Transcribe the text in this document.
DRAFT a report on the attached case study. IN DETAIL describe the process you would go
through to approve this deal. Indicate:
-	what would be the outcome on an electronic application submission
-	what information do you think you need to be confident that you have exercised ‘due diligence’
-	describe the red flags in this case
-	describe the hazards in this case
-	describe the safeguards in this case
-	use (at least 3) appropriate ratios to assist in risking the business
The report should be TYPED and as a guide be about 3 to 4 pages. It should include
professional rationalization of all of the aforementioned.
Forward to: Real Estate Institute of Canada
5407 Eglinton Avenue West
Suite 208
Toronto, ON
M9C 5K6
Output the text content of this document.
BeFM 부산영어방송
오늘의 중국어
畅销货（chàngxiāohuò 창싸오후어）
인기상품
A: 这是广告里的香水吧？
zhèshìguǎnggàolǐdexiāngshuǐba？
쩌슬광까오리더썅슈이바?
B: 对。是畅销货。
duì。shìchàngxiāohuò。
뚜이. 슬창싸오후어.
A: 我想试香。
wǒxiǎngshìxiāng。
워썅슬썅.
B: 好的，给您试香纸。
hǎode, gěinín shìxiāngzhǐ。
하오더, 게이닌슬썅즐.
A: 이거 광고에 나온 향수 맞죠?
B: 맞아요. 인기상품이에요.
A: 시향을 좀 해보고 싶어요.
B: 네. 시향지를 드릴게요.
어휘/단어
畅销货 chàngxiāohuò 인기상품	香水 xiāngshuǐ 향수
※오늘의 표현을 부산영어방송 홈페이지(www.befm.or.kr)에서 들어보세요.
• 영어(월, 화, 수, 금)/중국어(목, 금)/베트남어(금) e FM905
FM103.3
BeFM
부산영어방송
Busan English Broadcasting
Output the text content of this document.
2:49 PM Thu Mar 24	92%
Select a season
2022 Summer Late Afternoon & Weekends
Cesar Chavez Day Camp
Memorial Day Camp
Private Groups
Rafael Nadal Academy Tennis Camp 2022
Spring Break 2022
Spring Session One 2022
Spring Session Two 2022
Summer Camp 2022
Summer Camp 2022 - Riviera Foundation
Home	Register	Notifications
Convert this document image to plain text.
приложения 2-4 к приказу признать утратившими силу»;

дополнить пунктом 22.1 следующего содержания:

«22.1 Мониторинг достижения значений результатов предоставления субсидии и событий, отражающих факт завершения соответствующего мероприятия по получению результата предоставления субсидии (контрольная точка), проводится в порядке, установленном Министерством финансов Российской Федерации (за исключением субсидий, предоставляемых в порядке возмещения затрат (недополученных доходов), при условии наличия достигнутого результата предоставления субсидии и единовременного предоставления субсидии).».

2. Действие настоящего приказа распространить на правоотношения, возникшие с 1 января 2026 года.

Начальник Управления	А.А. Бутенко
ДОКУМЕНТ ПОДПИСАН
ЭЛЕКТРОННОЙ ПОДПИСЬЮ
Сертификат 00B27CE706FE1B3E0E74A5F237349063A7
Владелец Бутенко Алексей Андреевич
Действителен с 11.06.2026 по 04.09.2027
______
- OBJECTIVE:
Repeat the data in its entirety, character for character.

- SOLUTION:
Transcribe the text in this document.
DRAFT a report on the attached case study. IN DETAIL describe the process you would go
through to approve this deal. Indicate:
-	what would be the outcome on an electronic application submission
-	what information do you think you need to be confident that you have exercised ‘due diligence’
-	describe the red flags in this case
-	describe the hazards in this case
-	describe the safeguards in this case
-	use (at least 3) appropriate ratios to assist in risking the business
The report should be TYPED and as a guide be about 3 to 4 pages. It should include
professional rationalization of all of the aforementioned.
Forward to: Real Estate Institute of Canada
5407 Eglinton Avenue West
Suite 208
Toronto, ON
M9C 5K6
Output the text content of this document.
BeFM 부산영어방송
오늘의 중국어
畅销货（chàngxiāohuò 창싸오후어）
인기상품
A: 这是广告里的香水吧？
zhèshìguǎnggàolǐdexiāngshuǐba？
쩌슬광까오리더썅슈이바?
B: 对。是畅销货。
duì。shìchàngxiāohuò。
뚜이. 슬창싸오후어.
A: 我想试香。
wǒxiǎngshìxiāng。
워썅슬썅.
B: 好的，给您试香纸。
hǎode, gěinín shìxiāngzhǐ。
하오더, 게이닌슬썅즐.
A: 이거 광고에 나온 향수 맞죠?
B: 맞아요. 인기상품이에요.
A: 시향을 좀 해보고 싶어요.
B: 네. 시향지를 드릴게요.
어휘/단어
畅销货 chàngxiāohuò 인기상품	香水 xiāngshuǐ 향수
※오늘의 표현을 부산영어방송 홈페이지(www.befm.or.kr)에서 들어보세요.
• 영어(월, 화, 수, 금)/중국어(목, 금)/베트남어(금) e FM905
FM103.3
BeFM
부산영어방송
Busan English Broadcasting
Output the text content of this document.
2:49 PM Thu Mar 24	92%
Select a season
2022 Summer Late Afternoon & Weekends
Cesar Chavez Day Camp
Memorial Day Camp
Private Groups
Rafael Nadal Academy Tennis Camp 2022
Spring Break 2022
Spring Session One 2022
Spring Session Two 2022
Summer Camp 2022
Summer Camp 2022 - Riviera Foundation
Home	Register	Notifications
Convert this document image to plain text.
приложения 2-4 к приказу признать утратившими силу»;

дополнить пунктом 22.1 следующего содержания:

«22.1 Мониторинг достижения значений результатов предоставления субсидии и событий, отражающих факт завершения соответствующего мероприятия по получению результата предоставления субсидии (контрольная точка), проводится в порядке, установленном Министерством финансов Российской Федерации (за исключением субсидий, предоставляемых в порядке возмещения затрат (недополученных доходов), при условии наличия достигнутого результата предоставления субсидии и единовременного предоставления субсидии).».

2. Действие настоящего приказа распространить на правоотношения, возникшие с 1 января 2026 года.

Начальник Управления	А.А. Бутенко
ДОКУМЕНТ ПОДПИСАН
ЭЛЕКТРОННОЙ ПОДПИСЬЮ
Сертификат 00B27CE706FE1B3E0E74A5F237349063A7
Владелец Бутенко Алексей Андреевич
Действителен с 11.06.2026 по 04.09.2027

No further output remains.